## begin AVAILABLE DATA

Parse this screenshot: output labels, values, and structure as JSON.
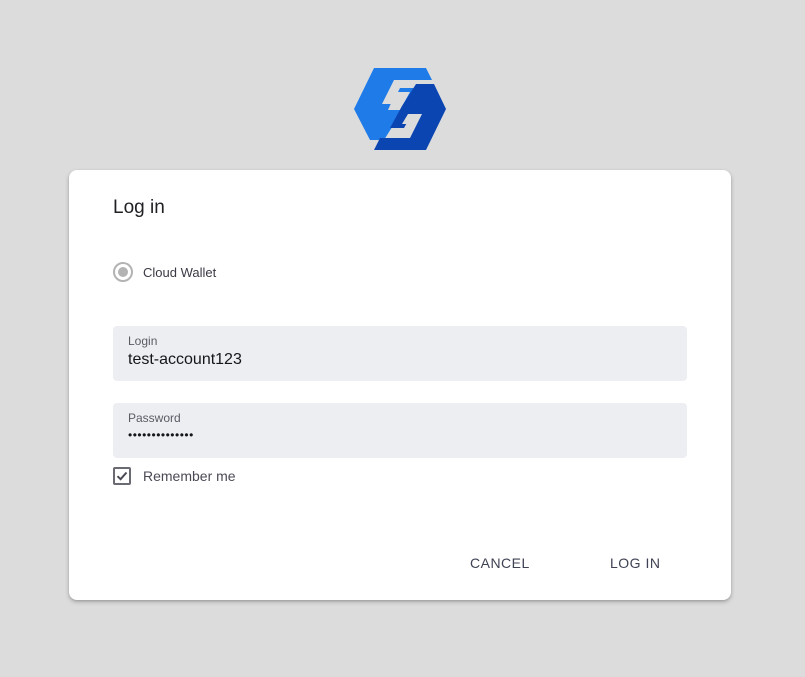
{
  "logo": {
    "icon": "app-logo-icon",
    "colors": [
      "#1f7be8",
      "#0b45b2"
    ]
  },
  "dialog": {
    "title": "Log in",
    "wallet_option": {
      "label": "Cloud Wallet",
      "selected": true
    },
    "login_field": {
      "label": "Login",
      "value": "test-account123"
    },
    "password_field": {
      "label": "Password",
      "value": "••••••••••••••"
    },
    "remember": {
      "label": "Remember me",
      "checked": true
    },
    "buttons": {
      "cancel": "CANCEL",
      "login": "LOG IN"
    }
  },
  "colors": {
    "background": "#dcdcdd",
    "card": "#ffffff",
    "field_bg": "#edeef1",
    "button_text": "#3f4253"
  }
}
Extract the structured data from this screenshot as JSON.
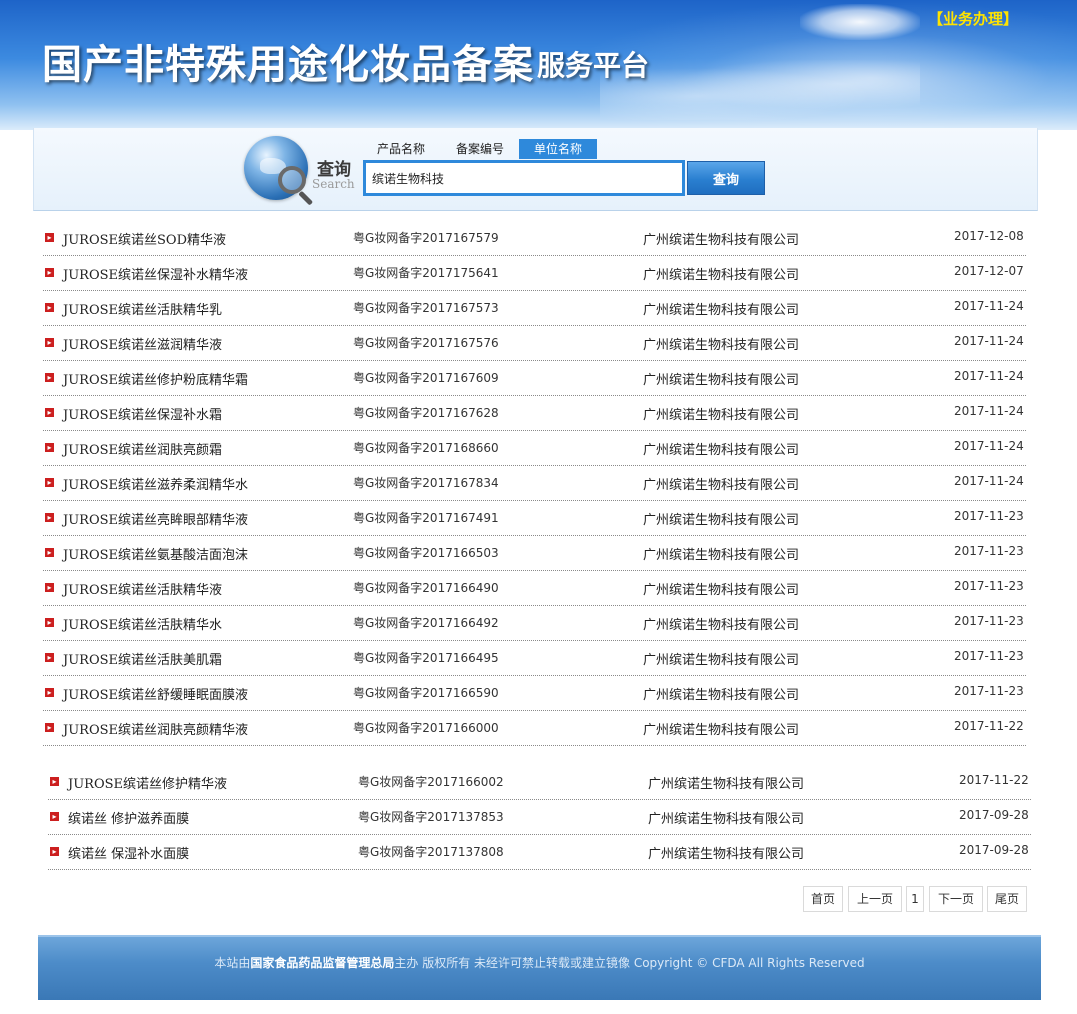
{
  "header": {
    "title": "国产非特殊用途化妆品备案",
    "subtitle": "服务平台",
    "business_link": "【业务办理】"
  },
  "search": {
    "label": "查询",
    "label_en": "Search",
    "tabs": [
      "产品名称",
      "备案编号",
      "单位名称"
    ],
    "active_tab": "单位名称",
    "query": "缤诺生物科技",
    "button": "查询"
  },
  "results": [
    {
      "name": "JUROSE缤诺丝SOD精华液",
      "code": "粤G妆网备字2017167579",
      "company": "广州缤诺生物科技有限公司",
      "date": "2017-12-08"
    },
    {
      "name": "JUROSE缤诺丝保湿补水精华液",
      "code": "粤G妆网备字2017175641",
      "company": "广州缤诺生物科技有限公司",
      "date": "2017-12-07"
    },
    {
      "name": "JUROSE缤诺丝活肤精华乳",
      "code": "粤G妆网备字2017167573",
      "company": "广州缤诺生物科技有限公司",
      "date": "2017-11-24"
    },
    {
      "name": "JUROSE缤诺丝滋润精华液",
      "code": "粤G妆网备字2017167576",
      "company": "广州缤诺生物科技有限公司",
      "date": "2017-11-24"
    },
    {
      "name": "JUROSE缤诺丝修护粉底精华霜",
      "code": "粤G妆网备字2017167609",
      "company": "广州缤诺生物科技有限公司",
      "date": "2017-11-24"
    },
    {
      "name": "JUROSE缤诺丝保湿补水霜",
      "code": "粤G妆网备字2017167628",
      "company": "广州缤诺生物科技有限公司",
      "date": "2017-11-24"
    },
    {
      "name": "JUROSE缤诺丝润肤亮颜霜",
      "code": "粤G妆网备字2017168660",
      "company": "广州缤诺生物科技有限公司",
      "date": "2017-11-24"
    },
    {
      "name": "JUROSE缤诺丝滋养柔润精华水",
      "code": "粤G妆网备字2017167834",
      "company": "广州缤诺生物科技有限公司",
      "date": "2017-11-24"
    },
    {
      "name": "JUROSE缤诺丝亮眸眼部精华液",
      "code": "粤G妆网备字2017167491",
      "company": "广州缤诺生物科技有限公司",
      "date": "2017-11-23"
    },
    {
      "name": "JUROSE缤诺丝氨基酸洁面泡沫",
      "code": "粤G妆网备字2017166503",
      "company": "广州缤诺生物科技有限公司",
      "date": "2017-11-23"
    },
    {
      "name": "JUROSE缤诺丝活肤精华液",
      "code": "粤G妆网备字2017166490",
      "company": "广州缤诺生物科技有限公司",
      "date": "2017-11-23"
    },
    {
      "name": "JUROSE缤诺丝活肤精华水",
      "code": "粤G妆网备字2017166492",
      "company": "广州缤诺生物科技有限公司",
      "date": "2017-11-23"
    },
    {
      "name": "JUROSE缤诺丝活肤美肌霜",
      "code": "粤G妆网备字2017166495",
      "company": "广州缤诺生物科技有限公司",
      "date": "2017-11-23"
    },
    {
      "name": "JUROSE缤诺丝舒缓睡眠面膜液",
      "code": "粤G妆网备字2017166590",
      "company": "广州缤诺生物科技有限公司",
      "date": "2017-11-23"
    },
    {
      "name": "JUROSE缤诺丝润肤亮颜精华液",
      "code": "粤G妆网备字2017166000",
      "company": "广州缤诺生物科技有限公司",
      "date": "2017-11-22"
    },
    {
      "name": "JUROSE缤诺丝修护精华液",
      "code": "粤G妆网备字2017166002",
      "company": "广州缤诺生物科技有限公司",
      "date": "2017-11-22"
    },
    {
      "name": "缤诺丝 修护滋养面膜",
      "code": "粤G妆网备字2017137853",
      "company": "广州缤诺生物科技有限公司",
      "date": "2017-09-28"
    },
    {
      "name": "缤诺丝 保湿补水面膜",
      "code": "粤G妆网备字2017137808",
      "company": "广州缤诺生物科技有限公司",
      "date": "2017-09-28"
    }
  ],
  "pagination": {
    "first": "首页",
    "prev": "上一页",
    "current": "1",
    "next": "下一页",
    "last": "尾页"
  },
  "footer": {
    "prefix": "本站由",
    "org": "国家食品药品监督管理总局",
    "suffix": "主办 版权所有 未经许可禁止转载或建立镜像 Copyright © CFDA All Rights Reserved"
  }
}
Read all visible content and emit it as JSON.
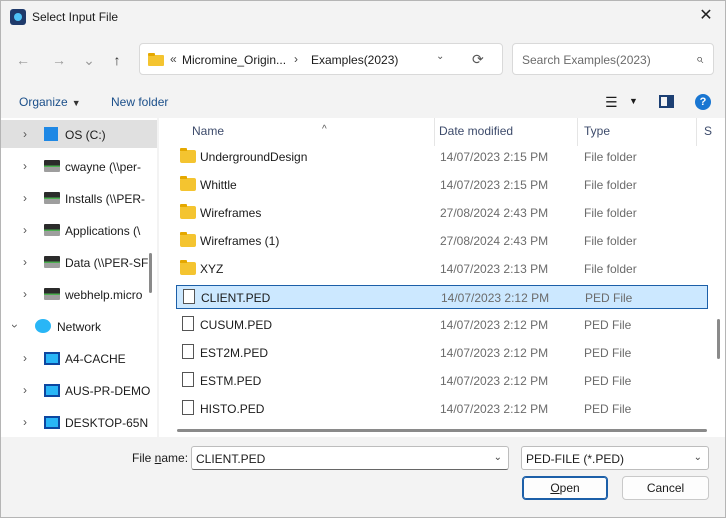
{
  "window": {
    "title": "Select Input File",
    "close_glyph": "✕"
  },
  "nav": {
    "back": "←",
    "forward": "→",
    "recent": "⌄",
    "up": "↑"
  },
  "address": {
    "overflow": "«",
    "segments": [
      "Micromine_Origin...",
      "Examples(2023)"
    ],
    "separator": "›",
    "dropdown": "⌄",
    "refresh": "⟳"
  },
  "search": {
    "placeholder": "Search Examples(2023)",
    "icon": "⌕"
  },
  "toolbar": {
    "organize": "Organize",
    "new_folder": "New folder",
    "view_icon": "☰",
    "help": "?"
  },
  "sidebar": {
    "items": [
      {
        "label": "OS (C:)",
        "icon": "windows-drive-icon",
        "selected": true
      },
      {
        "label": "cwayne (\\\\per-",
        "icon": "network-drive-icon"
      },
      {
        "label": "Installs (\\\\PER-",
        "icon": "network-drive-icon"
      },
      {
        "label": "Applications (\\",
        "icon": "network-drive-icon"
      },
      {
        "label": "Data (\\\\PER-SF",
        "icon": "network-drive-icon"
      },
      {
        "label": "webhelp.micro",
        "icon": "network-drive-icon"
      },
      {
        "label": "Network",
        "icon": "network-icon",
        "expanded": true
      },
      {
        "label": "A4-CACHE",
        "icon": "computer-icon"
      },
      {
        "label": "AUS-PR-DEMO",
        "icon": "computer-icon"
      },
      {
        "label": "DESKTOP-65N",
        "icon": "computer-icon"
      }
    ]
  },
  "columns": {
    "name": "Name",
    "date": "Date modified",
    "type": "Type",
    "size": "S"
  },
  "files": [
    {
      "name": "UndergroundDesign",
      "date": "14/07/2023 2:15 PM",
      "type": "File folder",
      "kind": "folder"
    },
    {
      "name": "Whittle",
      "date": "14/07/2023 2:15 PM",
      "type": "File folder",
      "kind": "folder"
    },
    {
      "name": "Wireframes",
      "date": "27/08/2024 2:43 PM",
      "type": "File folder",
      "kind": "folder"
    },
    {
      "name": "Wireframes (1)",
      "date": "27/08/2024 2:43 PM",
      "type": "File folder",
      "kind": "folder"
    },
    {
      "name": "XYZ",
      "date": "14/07/2023 2:13 PM",
      "type": "File folder",
      "kind": "folder"
    },
    {
      "name": "CLIENT.PED",
      "date": "14/07/2023 2:12 PM",
      "type": "PED File",
      "kind": "file",
      "selected": true
    },
    {
      "name": "CUSUM.PED",
      "date": "14/07/2023 2:12 PM",
      "type": "PED File",
      "kind": "file"
    },
    {
      "name": "EST2M.PED",
      "date": "14/07/2023 2:12 PM",
      "type": "PED File",
      "kind": "file"
    },
    {
      "name": "ESTM.PED",
      "date": "14/07/2023 2:12 PM",
      "type": "PED File",
      "kind": "file"
    },
    {
      "name": "HISTO.PED",
      "date": "14/07/2023 2:12 PM",
      "type": "PED File",
      "kind": "file"
    }
  ],
  "footer": {
    "file_name_label_pre": "File ",
    "file_name_label_u": "n",
    "file_name_label_post": "ame:",
    "file_name_value": "CLIENT.PED",
    "file_type_value": "PED-FILE (*.PED)",
    "open_u": "O",
    "open_rest": "pen",
    "cancel": "Cancel",
    "dropdown": "⌄"
  }
}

## end AVAILABLE DATA

▶ WHAT IS EXPECTED
Give only the number of lines that include the word "screenshot".

▶ THE OUTPUT
2